Stored records
# # # # # # #

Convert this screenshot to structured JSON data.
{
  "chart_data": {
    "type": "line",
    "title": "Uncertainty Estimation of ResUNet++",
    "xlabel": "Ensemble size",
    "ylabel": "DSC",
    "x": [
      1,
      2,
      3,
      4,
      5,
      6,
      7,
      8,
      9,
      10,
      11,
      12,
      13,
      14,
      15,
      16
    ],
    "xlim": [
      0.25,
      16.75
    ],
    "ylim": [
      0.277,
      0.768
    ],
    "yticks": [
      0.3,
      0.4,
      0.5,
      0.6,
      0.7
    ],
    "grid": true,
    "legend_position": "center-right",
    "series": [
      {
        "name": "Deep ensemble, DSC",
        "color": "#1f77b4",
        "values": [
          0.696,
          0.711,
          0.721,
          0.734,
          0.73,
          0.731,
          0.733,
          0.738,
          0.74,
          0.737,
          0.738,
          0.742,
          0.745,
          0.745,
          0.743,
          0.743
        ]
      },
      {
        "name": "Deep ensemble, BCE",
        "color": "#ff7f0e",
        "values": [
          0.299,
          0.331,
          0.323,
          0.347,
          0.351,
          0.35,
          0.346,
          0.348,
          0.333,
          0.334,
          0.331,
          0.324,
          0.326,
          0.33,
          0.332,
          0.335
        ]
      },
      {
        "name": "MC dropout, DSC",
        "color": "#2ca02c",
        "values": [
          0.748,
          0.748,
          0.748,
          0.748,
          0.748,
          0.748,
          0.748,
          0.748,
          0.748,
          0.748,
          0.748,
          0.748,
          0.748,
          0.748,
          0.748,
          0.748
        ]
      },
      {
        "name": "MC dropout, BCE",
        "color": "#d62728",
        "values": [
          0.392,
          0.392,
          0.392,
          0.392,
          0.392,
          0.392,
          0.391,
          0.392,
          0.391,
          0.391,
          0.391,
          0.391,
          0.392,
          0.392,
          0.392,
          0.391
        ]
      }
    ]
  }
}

# # # # # # #

PROBLEM REQUIREMENTS
Search the data for the string "dropout". List each line that has it.

COMPLETE RESPONSE
        "name": "MC dropout, DSC",
        "name": "MC dropout, BCE",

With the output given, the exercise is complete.